▶ _Dataset extract_:
◇ ◇ ◇ ◇

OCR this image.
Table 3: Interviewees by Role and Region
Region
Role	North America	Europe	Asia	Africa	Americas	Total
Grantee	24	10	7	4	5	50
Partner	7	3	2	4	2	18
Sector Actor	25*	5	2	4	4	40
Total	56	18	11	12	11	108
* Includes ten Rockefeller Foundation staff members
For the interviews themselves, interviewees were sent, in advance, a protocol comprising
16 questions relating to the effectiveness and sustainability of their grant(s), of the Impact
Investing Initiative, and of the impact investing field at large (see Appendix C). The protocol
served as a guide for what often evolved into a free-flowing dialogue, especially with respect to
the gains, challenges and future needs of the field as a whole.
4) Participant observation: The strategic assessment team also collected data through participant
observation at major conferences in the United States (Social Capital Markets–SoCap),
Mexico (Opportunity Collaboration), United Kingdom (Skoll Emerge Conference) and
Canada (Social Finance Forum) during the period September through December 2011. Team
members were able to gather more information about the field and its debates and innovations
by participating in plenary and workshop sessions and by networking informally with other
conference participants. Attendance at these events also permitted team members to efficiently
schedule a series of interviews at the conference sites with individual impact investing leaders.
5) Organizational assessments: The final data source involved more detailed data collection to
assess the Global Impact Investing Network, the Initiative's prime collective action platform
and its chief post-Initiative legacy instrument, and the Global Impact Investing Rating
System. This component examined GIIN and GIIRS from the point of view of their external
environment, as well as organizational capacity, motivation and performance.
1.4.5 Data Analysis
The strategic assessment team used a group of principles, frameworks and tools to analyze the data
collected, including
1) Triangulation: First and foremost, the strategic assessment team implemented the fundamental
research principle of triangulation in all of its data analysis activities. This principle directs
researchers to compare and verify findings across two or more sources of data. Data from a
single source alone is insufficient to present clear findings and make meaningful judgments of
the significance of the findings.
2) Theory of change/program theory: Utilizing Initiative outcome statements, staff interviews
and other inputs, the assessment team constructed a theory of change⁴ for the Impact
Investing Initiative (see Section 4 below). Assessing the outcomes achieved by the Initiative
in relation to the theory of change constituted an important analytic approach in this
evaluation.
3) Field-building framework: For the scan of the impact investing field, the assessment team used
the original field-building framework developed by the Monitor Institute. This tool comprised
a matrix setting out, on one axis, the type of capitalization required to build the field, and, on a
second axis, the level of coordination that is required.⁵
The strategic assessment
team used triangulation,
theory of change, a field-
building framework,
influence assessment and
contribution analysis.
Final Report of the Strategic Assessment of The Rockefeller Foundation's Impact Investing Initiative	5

◇ ◇ ◇ ◇

▶ _Aim of the task_: From the listing above, extract all records word for word.

▶ _Complete response_:
OCR this image.
Table 3: Interviewees by Role and Region
Region
Role	North America	Europe	Asia	Africa	Americas	Total
Grantee	24	10	7	4	5	50
Partner	7	3	2	4	2	18
Sector Actor	25*	5	2	4	4	40
Total	56	18	11	12	11	108
* Includes ten Rockefeller Foundation staff members
For the interviews themselves, interviewees were sent, in advance, a protocol comprising
16 questions relating to the effectiveness and sustainability of their grant(s), of the Impact
Investing Initiative, and of the impact investing field at large (see Appendix C). The protocol
served as a guide for what often evolved into a free-flowing dialogue, especially with respect to
the gains, challenges and future needs of the field as a whole.
4) Participant observation: The strategic assessment team also collected data through participant
observation at major conferences in the United States (Social Capital Markets–SoCap),
Mexico (Opportunity Collaboration), United Kingdom (Skoll Emerge Conference) and
Canada (Social Finance Forum) during the period September through December 2011. Team
members were able to gather more information about the field and its debates and innovations
by participating in plenary and workshop sessions and by networking informally with other
conference participants. Attendance at these events also permitted team members to efficiently
schedule a series of interviews at the conference sites with individual impact investing leaders.
5) Organizational assessments: The final data source involved more detailed data collection to
assess the Global Impact Investing Network, the Initiative's prime collective action platform
and its chief post-Initiative legacy instrument, and the Global Impact Investing Rating
System. This component examined GIIN and GIIRS from the point of view of their external
environment, as well as organizational capacity, motivation and performance.
1.4.5 Data Analysis
The strategic assessment team used a group of principles, frameworks and tools to analyze the data
collected, including
1) Triangulation: First and foremost, the strategic assessment team implemented the fundamental
research principle of triangulation in all of its data analysis activities. This principle directs
researchers to compare and verify findings across two or more sources of data. Data from a
single source alone is insufficient to present clear findings and make meaningful judgments of
the significance of the findings.
2) Theory of change/program theory: Utilizing Initiative outcome statements, staff interviews
and other inputs, the assessment team constructed a theory of change⁴ for the Impact
Investing Initiative (see Section 4 below). Assessing the outcomes achieved by the Initiative
in relation to the theory of change constituted an important analytic approach in this
evaluation.
3) Field-building framework: For the scan of the impact investing field, the assessment team used
the original field-building framework developed by the Monitor Institute. This tool comprised
a matrix setting out, on one axis, the type of capitalization required to build the field, and, on a
second axis, the level of coordination that is required.⁵
The strategic assessment
team used triangulation,
theory of change, a field-
building framework,
influence assessment and
contribution analysis.
Final Report of the Strategic Assessment of The Rockefeller Foundation's Impact Investing Initiative	5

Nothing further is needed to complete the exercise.